Extract the complete data exactly as given.

===== DATASET CONTENT =====

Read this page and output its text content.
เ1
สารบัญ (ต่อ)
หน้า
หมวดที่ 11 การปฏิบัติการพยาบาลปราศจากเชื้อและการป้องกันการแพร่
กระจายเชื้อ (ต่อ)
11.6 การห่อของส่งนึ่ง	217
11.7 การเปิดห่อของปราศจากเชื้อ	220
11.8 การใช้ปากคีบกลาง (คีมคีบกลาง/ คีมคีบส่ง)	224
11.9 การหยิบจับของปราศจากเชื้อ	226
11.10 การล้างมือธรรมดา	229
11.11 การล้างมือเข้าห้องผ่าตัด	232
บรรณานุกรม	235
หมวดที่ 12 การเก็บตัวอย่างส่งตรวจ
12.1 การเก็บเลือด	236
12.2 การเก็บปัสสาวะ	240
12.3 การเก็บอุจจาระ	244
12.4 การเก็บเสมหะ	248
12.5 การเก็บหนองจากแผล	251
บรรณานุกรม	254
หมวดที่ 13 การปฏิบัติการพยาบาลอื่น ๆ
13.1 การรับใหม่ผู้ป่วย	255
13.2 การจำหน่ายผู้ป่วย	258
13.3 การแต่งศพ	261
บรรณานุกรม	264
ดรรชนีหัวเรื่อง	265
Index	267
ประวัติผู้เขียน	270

=====

SOLUTION TO THIS EXERCISE:
Read this page and output its text content.
เ1
สารบัญ (ต่อ)
หน้า
หมวดที่ 11 การปฏิบัติการพยาบาลปราศจากเชื้อและการป้องกันการแพร่
กระจายเชื้อ (ต่อ)
11.6 การห่อของส่งนึ่ง	217
11.7 การเปิดห่อของปราศจากเชื้อ	220
11.8 การใช้ปากคีบกลาง (คีมคีบกลาง/ คีมคีบส่ง)	224
11.9 การหยิบจับของปราศจากเชื้อ	226
11.10 การล้างมือธรรมดา	229
11.11 การล้างมือเข้าห้องผ่าตัด	232
บรรณานุกรม	235
หมวดที่ 12 การเก็บตัวอย่างส่งตรวจ
12.1 การเก็บเลือด	236
12.2 การเก็บปัสสาวะ	240
12.3 การเก็บอุจจาระ	244
12.4 การเก็บเสมหะ	248
12.5 การเก็บหนองจากแผล	251
บรรณานุกรม	254
หมวดที่ 13 การปฏิบัติการพยาบาลอื่น ๆ
13.1 การรับใหม่ผู้ป่วย	255
13.2 การจำหน่ายผู้ป่วย	258
13.3 การแต่งศพ	261
บรรณานุกรม	264
ดรรชนีหัวเรื่อง	265
Index	267
ประวัติผู้เขียน	270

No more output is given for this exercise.